■ EXERCISE REQUIREMENTS: Repeat the material below exactly, with no pictures.

■ Stored items from a collection:

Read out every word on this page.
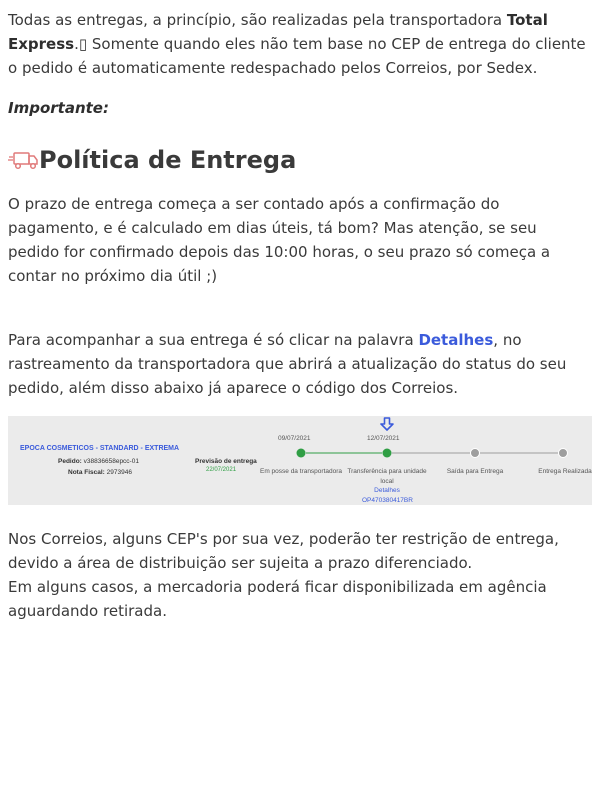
Todas as entregas, a princípio, são realizadas pela transportadora Total Express.▯ Somente quando eles não tem base no CEP de entrega do cliente o pedido é automaticamente redespachado pelos Correios, por Sedex.

Importante:

Política de Entrega

O prazo de entrega começa a ser contado após a confirmação do pagamento, e é calculado em dias úteis, tá bom? Mas atenção, se seu pedido for confirmado depois das 10:00 horas, o seu prazo só começa a contar no próximo dia útil ;)

Para acompanhar a sua entrega é só clicar na palavra Detalhes, no rastreamento da transportadora que abrirá a atualização do status do seu pedido, além disso abaixo já aparece o código dos Correios.

EPOCA COSMETICOS - STANDARD - EXTREMA
Pedido: v38836658epcc-01
Nota Fiscal: 2973946
Previsão de entrega
22/07/2021
09/07/2021	12/07/2021
Em posse da transportadora Transferência para unidade local
Saída para Entrega	Entrega Realizada
Detalhes
OP470380417BR

Nos Correios, alguns CEP's por sua vez, poderão ter restrição de entrega, devido a área de distribuição ser sujeita a prazo diferenciado.

Em alguns casos, a mercadoria poderá ficar disponibilizada em agência aguardando retirada.
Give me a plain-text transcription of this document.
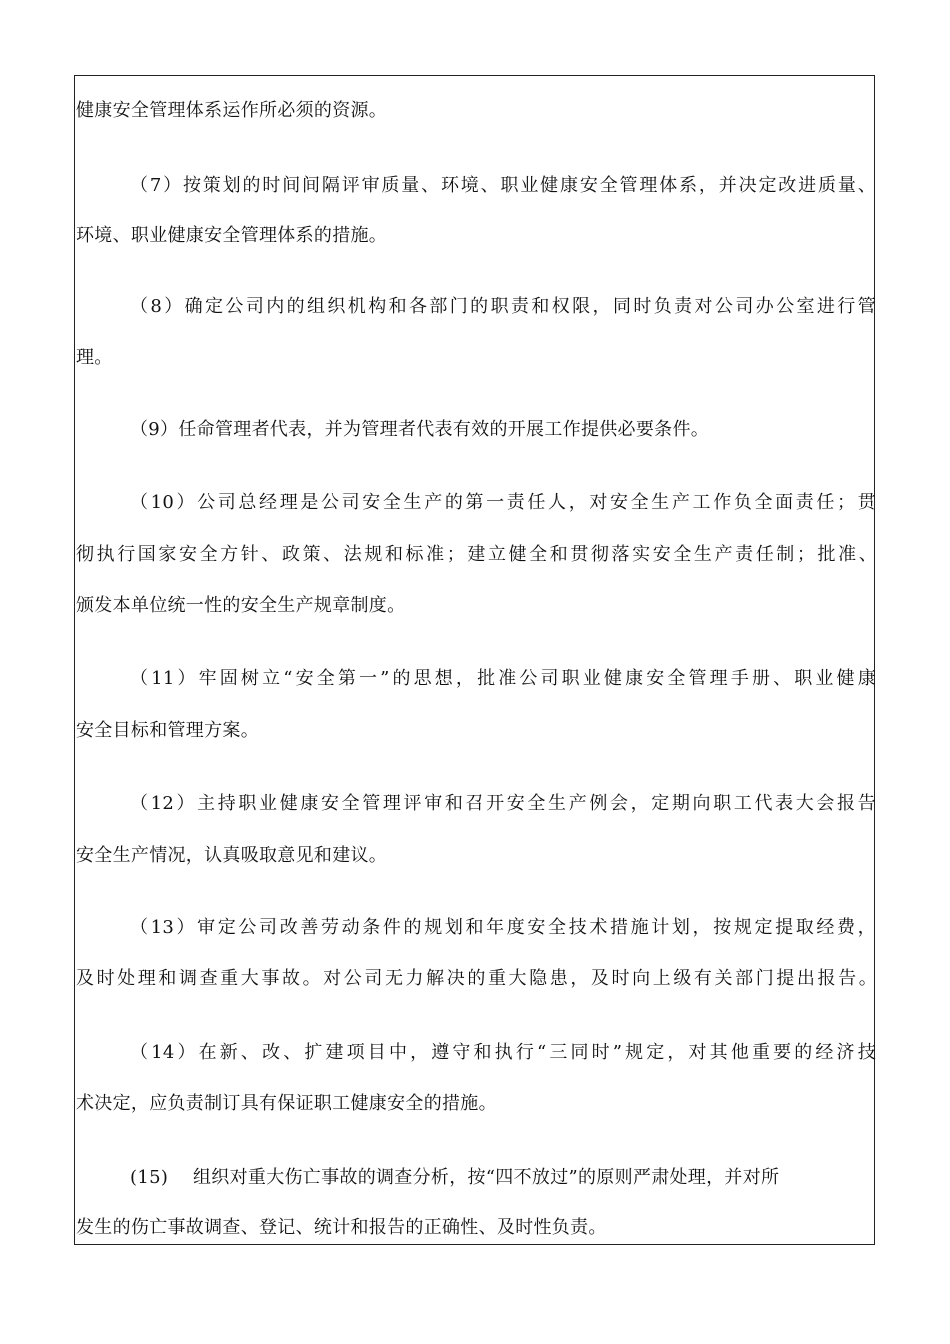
健康安全管理体系运作所必须的资源。
（7）按策划的时间间隔评审质量、环境、职业健康安全管理体系，并决定改进质量、
环境、职业健康安全管理体系的措施。
（8）确定公司内的组织机构和各部门的职责和权限，同时负责对公司办公室进行管
理。
（9）任命管理者代表，并为管理者代表有效的开展工作提供必要条件。
（10）公司总经理是公司安全生产的第一责任人，对安全生产工作负全面责任；贯
彻执行国家安全方针、政策、法规和标准；建立健全和贯彻落实安全生产责任制；批准、
颁发本单位统一性的安全生产规章制度。
（11）牢固树立“安全第一”的思想，批准公司职业健康安全管理手册、职业健康
安全目标和管理方案。
（12）主持职业健康安全管理评审和召开安全生产例会，定期向职工代表大会报告
安全生产情况，认真吸取意见和建议。
（13）审定公司改善劳动条件的规划和年度安全技术措施计划，按规定提取经费，
及时处理和调查重大事故。对公司无力解决的重大隐患，及时向上级有关部门提出报告。
（14）在新、改、扩建项目中，遵守和执行“三同时”规定，对其他重要的经济技
术决定，应负责制订具有保证职工健康安全的措施。
(15) 组织对重大伤亡事故的调查分析，按“四不放过”的原则严肃处理，并对所
发生的伤亡事故调查、登记、统计和报告的正确性、及时性负责。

■ THE RESULT:
Read out every word on this page.
Todas as entregas, a princípio, são realizadas pela transportadora Total Express.▯ Somente quando eles não tem base no CEP de entrega do cliente o pedido é automaticamente redespachado pelos Correios, por Sedex.

Importante:

Política de Entrega

O prazo de entrega começa a ser contado após a confirmação do pagamento, e é calculado em dias úteis, tá bom? Mas atenção, se seu pedido for confirmado depois das 10:00 horas, o seu prazo só começa a contar no próximo dia útil ;)

Para acompanhar a sua entrega é só clicar na palavra Detalhes, no rastreamento da transportadora que abrirá a atualização do status do seu pedido, além disso abaixo já aparece o código dos Correios.

EPOCA COSMETICOS - STANDARD - EXTREMA
Pedido: v38836658epcc-01
Nota Fiscal: 2973946
Previsão de entrega
22/07/2021
09/07/2021	12/07/2021
Em posse da transportadora Transferência para unidade local
Saída para Entrega	Entrega Realizada
Detalhes
OP470380417BR

Nos Correios, alguns CEP's por sua vez, poderão ter restrição de entrega, devido a área de distribuição ser sujeita a prazo diferenciado.

Em alguns casos, a mercadoria poderá ficar disponibilizada em agência aguardando retirada.
Give me a plain-text transcription of this document.
健康安全管理体系运作所必须的资源。
（7）按策划的时间间隔评审质量、环境、职业健康安全管理体系，并决定改进质量、
环境、职业健康安全管理体系的措施。
（8）确定公司内的组织机构和各部门的职责和权限，同时负责对公司办公室进行管
理。
（9）任命管理者代表，并为管理者代表有效的开展工作提供必要条件。
（10）公司总经理是公司安全生产的第一责任人，对安全生产工作负全面责任；贯
彻执行国家安全方针、政策、法规和标准；建立健全和贯彻落实安全生产责任制；批准、
颁发本单位统一性的安全生产规章制度。
（11）牢固树立“安全第一”的思想，批准公司职业健康安全管理手册、职业健康
安全目标和管理方案。
（12）主持职业健康安全管理评审和召开安全生产例会，定期向职工代表大会报告
安全生产情况，认真吸取意见和建议。
（13）审定公司改善劳动条件的规划和年度安全技术措施计划，按规定提取经费，
及时处理和调查重大事故。对公司无力解决的重大隐患，及时向上级有关部门提出报告。
（14）在新、改、扩建项目中，遵守和执行“三同时”规定，对其他重要的经济技
术决定，应负责制订具有保证职工健康安全的措施。
(15) 组织对重大伤亡事故的调查分析，按“四不放过”的原则严肃处理，并对所
发生的伤亡事故调查、登记、统计和报告的正确性、及时性负责。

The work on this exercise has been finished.